What is needed ▸ Take the records underneath and set them down exactly.
++++++
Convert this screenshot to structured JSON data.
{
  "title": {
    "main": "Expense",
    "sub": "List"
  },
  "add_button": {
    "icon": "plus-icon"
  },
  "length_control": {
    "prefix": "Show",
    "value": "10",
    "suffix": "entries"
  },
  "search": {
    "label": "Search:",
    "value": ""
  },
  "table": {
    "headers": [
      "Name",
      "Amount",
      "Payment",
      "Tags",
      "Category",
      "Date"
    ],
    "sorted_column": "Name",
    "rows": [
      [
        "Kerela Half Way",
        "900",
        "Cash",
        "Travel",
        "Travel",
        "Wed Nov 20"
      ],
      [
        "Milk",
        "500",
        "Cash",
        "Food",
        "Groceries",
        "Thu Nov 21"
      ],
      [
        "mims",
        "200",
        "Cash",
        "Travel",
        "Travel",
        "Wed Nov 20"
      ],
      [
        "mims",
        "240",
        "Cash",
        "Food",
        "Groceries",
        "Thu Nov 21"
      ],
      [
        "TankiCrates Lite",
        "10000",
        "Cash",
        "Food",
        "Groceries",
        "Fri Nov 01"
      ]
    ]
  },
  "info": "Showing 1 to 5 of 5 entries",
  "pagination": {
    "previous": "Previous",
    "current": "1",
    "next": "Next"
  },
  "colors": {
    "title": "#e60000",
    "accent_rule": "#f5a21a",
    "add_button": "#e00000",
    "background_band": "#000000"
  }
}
++++++
Written response ▸
Convert this screenshot to structured JSON data.
{
  "title": {
    "main": "Expense",
    "sub": "List"
  },
  "add_button": {
    "icon": "plus-icon"
  },
  "length_control": {
    "prefix": "Show",
    "value": "10",
    "suffix": "entries"
  },
  "search": {
    "label": "Search:",
    "value": ""
  },
  "table": {
    "headers": [
      "Name",
      "Amount",
      "Payment",
      "Tags",
      "Category",
      "Date"
    ],
    "sorted_column": "Name",
    "rows": [
      [
        "Kerela Half Way",
        "900",
        "Cash",
        "Travel",
        "Travel",
        "Wed Nov 20"
      ],
      [
        "Milk",
        "500",
        "Cash",
        "Food",
        "Groceries",
        "Thu Nov 21"
      ],
      [
        "mims",
        "200",
        "Cash",
        "Travel",
        "Travel",
        "Wed Nov 20"
      ],
      [
        "mims",
        "240",
        "Cash",
        "Food",
        "Groceries",
        "Thu Nov 21"
      ],
      [
        "TankiCrates Lite",
        "10000",
        "Cash",
        "Food",
        "Groceries",
        "Fri Nov 01"
      ]
    ]
  },
  "info": "Showing 1 to 5 of 5 entries",
  "pagination": {
    "previous": "Previous",
    "current": "1",
    "next": "Next"
  },
  "colors": {
    "title": "#e60000",
    "accent_rule": "#f5a21a",
    "add_button": "#e00000",
    "background_band": "#000000"
  }
}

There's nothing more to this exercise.